_Records for the exercise_
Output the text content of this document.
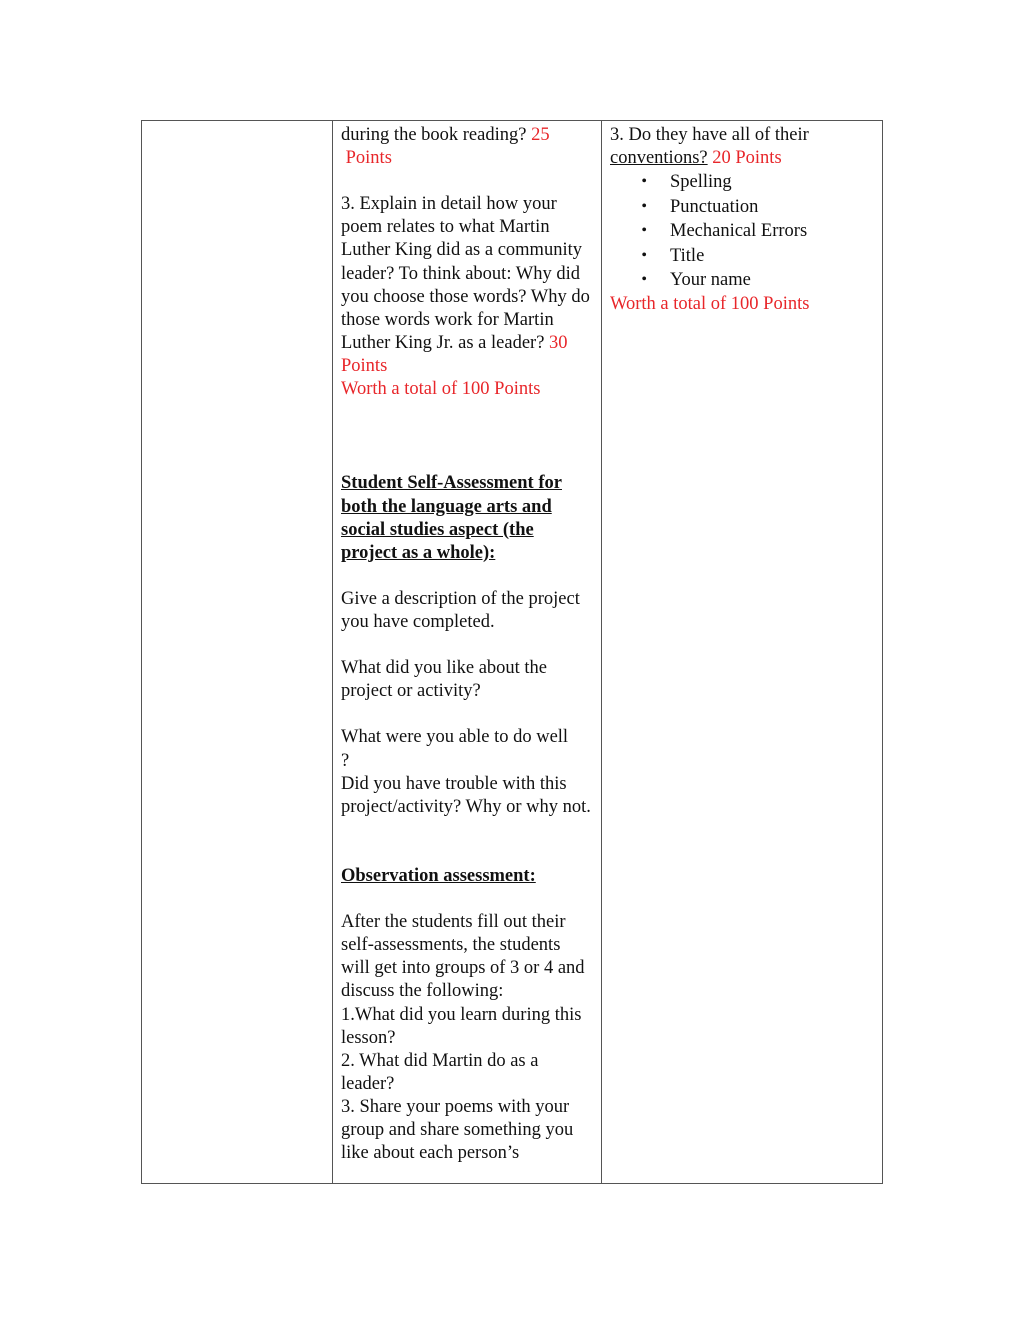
during the book reading? 25
Points

3. Explain in detail how your poem relates to what Martin Luther King did as a community leader? To think about: Why did you choose those words? Why do those words work for Martin Luther King Jr. as a leader? 30 Points

Worth a total of 100 Points

Student Self-Assessment for both the language arts and social studies aspect (the project as a whole):

Give a description of the project you have completed.

What did you like about the project or activity?

What were you able to do well
?

Did you have trouble with this project/activity? Why or why not.

Observation assessment:

After the students fill out their self-assessments, the students will get into groups of 3 or 4 and discuss the following:

1.What did you learn during this lesson?

2. What did Martin do as a leader?

3. Share your poems with your group and share something you like about each person’s

3. Do they have all of their
conventions? 20 Points

•	Spelling
•	Punctuation
•	Mechanical Errors
•	Title
•	Your name

Worth a total of 100 Points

_Set exercise_
Except for the pictures, reproduce every line exactly.

_Solved problem_
Output the text content of this document.
during the book reading? 25
Points

3. Explain in detail how your poem relates to what Martin Luther King did as a community leader? To think about: Why did you choose those words? Why do those words work for Martin Luther King Jr. as a leader? 30 Points

Worth a total of 100 Points

Student Self-Assessment for both the language arts and social studies aspect (the project as a whole):

Give a description of the project you have completed.

What did you like about the project or activity?

What were you able to do well
?

Did you have trouble with this project/activity? Why or why not.

Observation assessment:

After the students fill out their self-assessments, the students will get into groups of 3 or 4 and discuss the following:

1.What did you learn during this lesson?

2. What did Martin do as a leader?

3. Share your poems with your group and share something you like about each person’s

3. Do they have all of their
conventions? 20 Points

•	Spelling
•	Punctuation
•	Mechanical Errors
•	Title
•	Your name

Worth a total of 100 Points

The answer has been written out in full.